To be done: Return the listing below word for word.

Dataset excerpts:
[start]

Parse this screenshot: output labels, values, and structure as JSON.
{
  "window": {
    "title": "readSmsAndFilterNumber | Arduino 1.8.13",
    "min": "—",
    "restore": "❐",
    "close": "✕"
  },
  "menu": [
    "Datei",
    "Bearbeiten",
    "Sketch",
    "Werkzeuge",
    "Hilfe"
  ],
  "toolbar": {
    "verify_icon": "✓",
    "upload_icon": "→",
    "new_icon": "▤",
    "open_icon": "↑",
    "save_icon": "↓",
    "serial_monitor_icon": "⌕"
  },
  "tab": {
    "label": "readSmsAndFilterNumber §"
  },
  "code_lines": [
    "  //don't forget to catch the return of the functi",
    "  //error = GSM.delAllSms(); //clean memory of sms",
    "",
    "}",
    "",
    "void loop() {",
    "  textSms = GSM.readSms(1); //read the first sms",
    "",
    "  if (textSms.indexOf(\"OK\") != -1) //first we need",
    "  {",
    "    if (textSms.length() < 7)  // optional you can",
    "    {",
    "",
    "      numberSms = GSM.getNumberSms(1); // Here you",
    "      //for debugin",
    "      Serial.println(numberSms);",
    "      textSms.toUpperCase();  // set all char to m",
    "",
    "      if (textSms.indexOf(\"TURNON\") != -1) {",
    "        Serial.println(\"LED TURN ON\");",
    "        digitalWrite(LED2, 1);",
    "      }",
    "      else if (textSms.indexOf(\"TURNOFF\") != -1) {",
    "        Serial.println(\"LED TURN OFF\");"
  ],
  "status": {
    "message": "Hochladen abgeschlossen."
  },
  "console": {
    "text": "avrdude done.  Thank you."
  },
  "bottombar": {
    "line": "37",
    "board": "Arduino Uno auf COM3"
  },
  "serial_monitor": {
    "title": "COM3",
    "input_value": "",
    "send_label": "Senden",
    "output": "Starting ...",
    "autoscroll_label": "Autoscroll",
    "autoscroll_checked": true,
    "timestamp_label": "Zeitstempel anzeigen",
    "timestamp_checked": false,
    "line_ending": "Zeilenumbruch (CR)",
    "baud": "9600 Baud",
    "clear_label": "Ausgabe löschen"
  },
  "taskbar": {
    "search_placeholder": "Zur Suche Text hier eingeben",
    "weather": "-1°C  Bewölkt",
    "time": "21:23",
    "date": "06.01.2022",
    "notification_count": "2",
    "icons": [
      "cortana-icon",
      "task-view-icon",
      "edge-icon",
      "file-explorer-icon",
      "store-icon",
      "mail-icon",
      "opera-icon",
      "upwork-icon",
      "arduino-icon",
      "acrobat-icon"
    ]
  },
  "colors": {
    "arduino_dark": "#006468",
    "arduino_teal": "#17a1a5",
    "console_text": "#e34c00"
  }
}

[end]

Task answer:
Parse this screenshot: output labels, values, and structure as JSON.
{
  "window": {
    "title": "readSmsAndFilterNumber | Arduino 1.8.13",
    "min": "—",
    "restore": "❐",
    "close": "✕"
  },
  "menu": [
    "Datei",
    "Bearbeiten",
    "Sketch",
    "Werkzeuge",
    "Hilfe"
  ],
  "toolbar": {
    "verify_icon": "✓",
    "upload_icon": "→",
    "new_icon": "▤",
    "open_icon": "↑",
    "save_icon": "↓",
    "serial_monitor_icon": "⌕"
  },
  "tab": {
    "label": "readSmsAndFilterNumber §"
  },
  "code_lines": [
    "  //don't forget to catch the return of the functi",
    "  //error = GSM.delAllSms(); //clean memory of sms",
    "",
    "}",
    "",
    "void loop() {",
    "  textSms = GSM.readSms(1); //read the first sms",
    "",
    "  if (textSms.indexOf(\"OK\") != -1) //first we need",
    "  {",
    "    if (textSms.length() < 7)  // optional you can",
    "    {",
    "",
    "      numberSms = GSM.getNumberSms(1); // Here you",
    "      //for debugin",
    "      Serial.println(numberSms);",
    "      textSms.toUpperCase();  // set all char to m",
    "",
    "      if (textSms.indexOf(\"TURNON\") != -1) {",
    "        Serial.println(\"LED TURN ON\");",
    "        digitalWrite(LED2, 1);",
    "      }",
    "      else if (textSms.indexOf(\"TURNOFF\") != -1) {",
    "        Serial.println(\"LED TURN OFF\");"
  ],
  "status": {
    "message": "Hochladen abgeschlossen."
  },
  "console": {
    "text": "avrdude done.  Thank you."
  },
  "bottombar": {
    "line": "37",
    "board": "Arduino Uno auf COM3"
  },
  "serial_monitor": {
    "title": "COM3",
    "input_value": "",
    "send_label": "Senden",
    "output": "Starting ...",
    "autoscroll_label": "Autoscroll",
    "autoscroll_checked": true,
    "timestamp_label": "Zeitstempel anzeigen",
    "timestamp_checked": false,
    "line_ending": "Zeilenumbruch (CR)",
    "baud": "9600 Baud",
    "clear_label": "Ausgabe löschen"
  },
  "taskbar": {
    "search_placeholder": "Zur Suche Text hier eingeben",
    "weather": "-1°C  Bewölkt",
    "time": "21:23",
    "date": "06.01.2022",
    "notification_count": "2",
    "icons": [
      "cortana-icon",
      "task-view-icon",
      "edge-icon",
      "file-explorer-icon",
      "store-icon",
      "mail-icon",
      "opera-icon",
      "upwork-icon",
      "arduino-icon",
      "acrobat-icon"
    ]
  },
  "colors": {
    "arduino_dark": "#006468",
    "arduino_teal": "#17a1a5",
    "console_text": "#e34c00"
  }
}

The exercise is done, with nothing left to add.